# EXERCISE INSTRUCTIONS:
Starting at the top of the data and going through the line containing "- day-info: Sunrise: 7:03", switch each "Sunset" to "Dusk". Return those lines with nothing else altered.

# MATERIAL FOR THIS EXERCISE:
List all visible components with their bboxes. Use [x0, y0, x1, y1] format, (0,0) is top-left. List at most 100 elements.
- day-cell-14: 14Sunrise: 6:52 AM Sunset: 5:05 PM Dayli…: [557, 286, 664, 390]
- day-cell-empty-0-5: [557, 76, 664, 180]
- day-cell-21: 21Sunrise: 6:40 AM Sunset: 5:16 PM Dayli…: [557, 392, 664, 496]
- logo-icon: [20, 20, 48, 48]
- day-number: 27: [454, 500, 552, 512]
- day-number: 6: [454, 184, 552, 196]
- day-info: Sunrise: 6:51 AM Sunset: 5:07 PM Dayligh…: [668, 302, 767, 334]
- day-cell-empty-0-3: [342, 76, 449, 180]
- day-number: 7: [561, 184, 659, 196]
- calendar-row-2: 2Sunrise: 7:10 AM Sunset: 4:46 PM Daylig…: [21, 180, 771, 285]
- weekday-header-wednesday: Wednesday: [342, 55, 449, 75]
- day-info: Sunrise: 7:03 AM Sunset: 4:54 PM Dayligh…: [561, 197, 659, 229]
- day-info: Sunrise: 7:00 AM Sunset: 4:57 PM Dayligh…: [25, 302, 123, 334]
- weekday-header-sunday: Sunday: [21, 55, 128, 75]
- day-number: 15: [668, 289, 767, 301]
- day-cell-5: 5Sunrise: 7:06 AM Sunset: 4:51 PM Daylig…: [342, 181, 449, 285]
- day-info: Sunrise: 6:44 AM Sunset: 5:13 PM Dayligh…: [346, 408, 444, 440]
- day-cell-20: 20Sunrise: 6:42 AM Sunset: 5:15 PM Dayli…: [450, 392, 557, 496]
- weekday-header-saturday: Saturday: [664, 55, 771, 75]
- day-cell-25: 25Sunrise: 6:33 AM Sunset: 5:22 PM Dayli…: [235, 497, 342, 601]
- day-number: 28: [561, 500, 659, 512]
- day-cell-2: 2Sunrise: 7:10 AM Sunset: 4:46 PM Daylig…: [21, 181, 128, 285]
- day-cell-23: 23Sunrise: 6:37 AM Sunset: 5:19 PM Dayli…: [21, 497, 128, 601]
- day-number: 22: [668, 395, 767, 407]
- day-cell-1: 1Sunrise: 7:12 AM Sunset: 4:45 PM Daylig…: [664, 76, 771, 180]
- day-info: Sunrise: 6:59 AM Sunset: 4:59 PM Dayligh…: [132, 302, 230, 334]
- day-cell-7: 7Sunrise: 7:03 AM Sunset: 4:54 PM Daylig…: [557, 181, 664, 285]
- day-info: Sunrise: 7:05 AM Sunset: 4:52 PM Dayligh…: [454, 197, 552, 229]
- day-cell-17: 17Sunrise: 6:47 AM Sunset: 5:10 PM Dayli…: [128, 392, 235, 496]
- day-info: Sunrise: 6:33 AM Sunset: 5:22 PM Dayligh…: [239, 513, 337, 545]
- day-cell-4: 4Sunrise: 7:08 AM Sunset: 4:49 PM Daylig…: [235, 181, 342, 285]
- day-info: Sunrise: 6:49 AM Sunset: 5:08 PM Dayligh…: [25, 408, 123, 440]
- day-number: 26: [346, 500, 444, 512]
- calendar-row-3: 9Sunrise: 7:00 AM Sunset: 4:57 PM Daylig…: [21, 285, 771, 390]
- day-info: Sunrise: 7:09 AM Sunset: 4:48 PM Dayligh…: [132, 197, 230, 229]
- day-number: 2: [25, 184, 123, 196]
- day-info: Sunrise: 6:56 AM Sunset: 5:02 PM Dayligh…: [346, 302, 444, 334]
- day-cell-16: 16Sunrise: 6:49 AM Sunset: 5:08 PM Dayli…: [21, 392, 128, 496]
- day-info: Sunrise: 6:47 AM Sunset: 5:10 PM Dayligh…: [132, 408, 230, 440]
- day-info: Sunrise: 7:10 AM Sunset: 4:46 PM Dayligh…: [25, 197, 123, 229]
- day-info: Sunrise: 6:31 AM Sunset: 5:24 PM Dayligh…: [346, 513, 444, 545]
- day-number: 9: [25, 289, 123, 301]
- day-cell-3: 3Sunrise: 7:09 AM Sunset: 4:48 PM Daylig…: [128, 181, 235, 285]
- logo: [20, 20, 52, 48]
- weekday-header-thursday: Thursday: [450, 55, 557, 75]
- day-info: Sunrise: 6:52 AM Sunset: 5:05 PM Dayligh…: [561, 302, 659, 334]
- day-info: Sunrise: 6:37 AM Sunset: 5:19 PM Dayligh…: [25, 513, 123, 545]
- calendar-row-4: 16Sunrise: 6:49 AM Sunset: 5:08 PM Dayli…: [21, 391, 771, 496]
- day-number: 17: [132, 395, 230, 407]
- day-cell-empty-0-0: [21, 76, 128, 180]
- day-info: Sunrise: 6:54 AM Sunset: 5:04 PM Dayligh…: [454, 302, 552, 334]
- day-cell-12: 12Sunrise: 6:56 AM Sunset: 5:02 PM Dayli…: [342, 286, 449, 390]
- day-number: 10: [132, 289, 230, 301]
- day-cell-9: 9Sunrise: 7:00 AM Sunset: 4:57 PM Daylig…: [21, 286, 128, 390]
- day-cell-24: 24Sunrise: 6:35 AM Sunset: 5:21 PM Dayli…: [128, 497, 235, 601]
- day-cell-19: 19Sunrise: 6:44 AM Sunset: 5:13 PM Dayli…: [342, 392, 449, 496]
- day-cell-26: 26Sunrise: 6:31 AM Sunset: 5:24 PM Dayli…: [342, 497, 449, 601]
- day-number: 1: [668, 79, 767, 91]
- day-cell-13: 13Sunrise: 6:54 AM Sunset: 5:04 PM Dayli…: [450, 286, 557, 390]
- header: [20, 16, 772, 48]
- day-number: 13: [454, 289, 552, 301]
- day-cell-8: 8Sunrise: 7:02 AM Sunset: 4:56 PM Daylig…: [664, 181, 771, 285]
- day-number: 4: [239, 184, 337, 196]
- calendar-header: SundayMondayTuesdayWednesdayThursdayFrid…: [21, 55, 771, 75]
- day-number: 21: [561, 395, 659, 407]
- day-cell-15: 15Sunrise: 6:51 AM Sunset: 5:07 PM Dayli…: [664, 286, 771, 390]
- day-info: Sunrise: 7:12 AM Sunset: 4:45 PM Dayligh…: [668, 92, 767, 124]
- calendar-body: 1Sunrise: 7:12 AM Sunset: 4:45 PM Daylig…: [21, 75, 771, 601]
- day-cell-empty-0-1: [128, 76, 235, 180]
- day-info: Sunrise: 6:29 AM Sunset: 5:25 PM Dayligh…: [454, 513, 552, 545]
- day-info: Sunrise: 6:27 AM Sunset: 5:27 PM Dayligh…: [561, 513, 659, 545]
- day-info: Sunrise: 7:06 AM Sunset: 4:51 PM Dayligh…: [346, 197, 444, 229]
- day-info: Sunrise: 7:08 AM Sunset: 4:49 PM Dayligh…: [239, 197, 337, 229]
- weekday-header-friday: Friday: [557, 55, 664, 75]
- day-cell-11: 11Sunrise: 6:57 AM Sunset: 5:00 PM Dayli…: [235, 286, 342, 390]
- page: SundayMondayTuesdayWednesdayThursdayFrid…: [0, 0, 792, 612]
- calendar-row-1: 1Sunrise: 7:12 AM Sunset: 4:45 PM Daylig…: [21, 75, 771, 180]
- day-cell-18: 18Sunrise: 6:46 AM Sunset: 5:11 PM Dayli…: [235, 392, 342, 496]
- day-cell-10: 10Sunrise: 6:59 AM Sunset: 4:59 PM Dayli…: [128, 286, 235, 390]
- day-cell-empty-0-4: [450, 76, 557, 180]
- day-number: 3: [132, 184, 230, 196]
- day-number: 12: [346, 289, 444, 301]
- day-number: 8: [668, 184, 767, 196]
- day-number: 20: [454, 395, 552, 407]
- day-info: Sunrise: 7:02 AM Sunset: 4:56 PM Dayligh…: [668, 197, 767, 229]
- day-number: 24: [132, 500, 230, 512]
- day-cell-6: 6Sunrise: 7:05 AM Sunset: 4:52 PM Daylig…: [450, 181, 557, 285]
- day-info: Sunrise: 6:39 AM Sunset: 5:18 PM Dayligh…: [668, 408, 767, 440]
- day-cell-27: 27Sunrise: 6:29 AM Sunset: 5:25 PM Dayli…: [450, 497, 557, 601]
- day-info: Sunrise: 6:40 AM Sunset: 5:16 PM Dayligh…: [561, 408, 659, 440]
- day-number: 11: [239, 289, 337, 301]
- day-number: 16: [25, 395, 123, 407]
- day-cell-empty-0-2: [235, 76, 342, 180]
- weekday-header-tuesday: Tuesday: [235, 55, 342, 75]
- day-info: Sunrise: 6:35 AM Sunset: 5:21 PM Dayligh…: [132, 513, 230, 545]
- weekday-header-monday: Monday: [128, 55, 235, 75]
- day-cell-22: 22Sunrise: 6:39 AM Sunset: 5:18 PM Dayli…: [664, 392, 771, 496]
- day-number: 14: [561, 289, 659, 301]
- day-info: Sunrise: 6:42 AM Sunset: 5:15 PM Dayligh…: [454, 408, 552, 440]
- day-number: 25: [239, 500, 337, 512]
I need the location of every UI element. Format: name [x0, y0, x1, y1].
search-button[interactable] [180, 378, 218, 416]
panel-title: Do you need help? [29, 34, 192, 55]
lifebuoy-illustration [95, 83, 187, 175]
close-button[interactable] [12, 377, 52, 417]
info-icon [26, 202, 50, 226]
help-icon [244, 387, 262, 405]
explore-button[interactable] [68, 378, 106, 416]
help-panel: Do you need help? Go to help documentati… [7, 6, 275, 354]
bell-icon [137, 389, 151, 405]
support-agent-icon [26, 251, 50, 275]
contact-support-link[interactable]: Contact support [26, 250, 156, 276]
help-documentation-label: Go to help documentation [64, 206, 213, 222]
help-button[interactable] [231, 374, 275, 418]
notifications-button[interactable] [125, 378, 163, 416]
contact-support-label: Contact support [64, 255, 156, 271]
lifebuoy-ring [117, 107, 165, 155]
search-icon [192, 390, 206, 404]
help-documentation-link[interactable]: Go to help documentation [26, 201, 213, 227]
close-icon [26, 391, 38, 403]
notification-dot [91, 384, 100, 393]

# ANSWER TO THE TASK:
List all visible components with their bboxes. Use [x0, y0, x1, y1] format, (0,0) is top-left. List at most 100 elements.
- day-cell-14: 14Sunrise: 6:52 AM Dusk: 5:05 PM Dayli…: [557, 286, 664, 390]
- day-cell-empty-0-5: [557, 76, 664, 180]
- day-cell-21: 21Sunrise: 6:40 AM Dusk: 5:16 PM Dayli…: [557, 392, 664, 496]
- logo-icon: [20, 20, 48, 48]
- day-number: 27: [454, 500, 552, 512]
- day-number: 6: [454, 184, 552, 196]
- day-info: Sunrise: 6:51 AM Dusk: 5:07 PM Dayligh…: [668, 302, 767, 334]
- day-cell-empty-0-3: [342, 76, 449, 180]
- day-number: 7: [561, 184, 659, 196]
- calendar-row-2: 2Sunrise: 7:10 AM Dusk: 4:46 PM Daylig…: [21, 180, 771, 285]
- weekday-header-wednesday: Wednesday: [342, 55, 449, 75]
- day-info: Sunrise: 7:03 AM Dusk: 4:54 PM Dayligh…: [561, 197, 659, 229]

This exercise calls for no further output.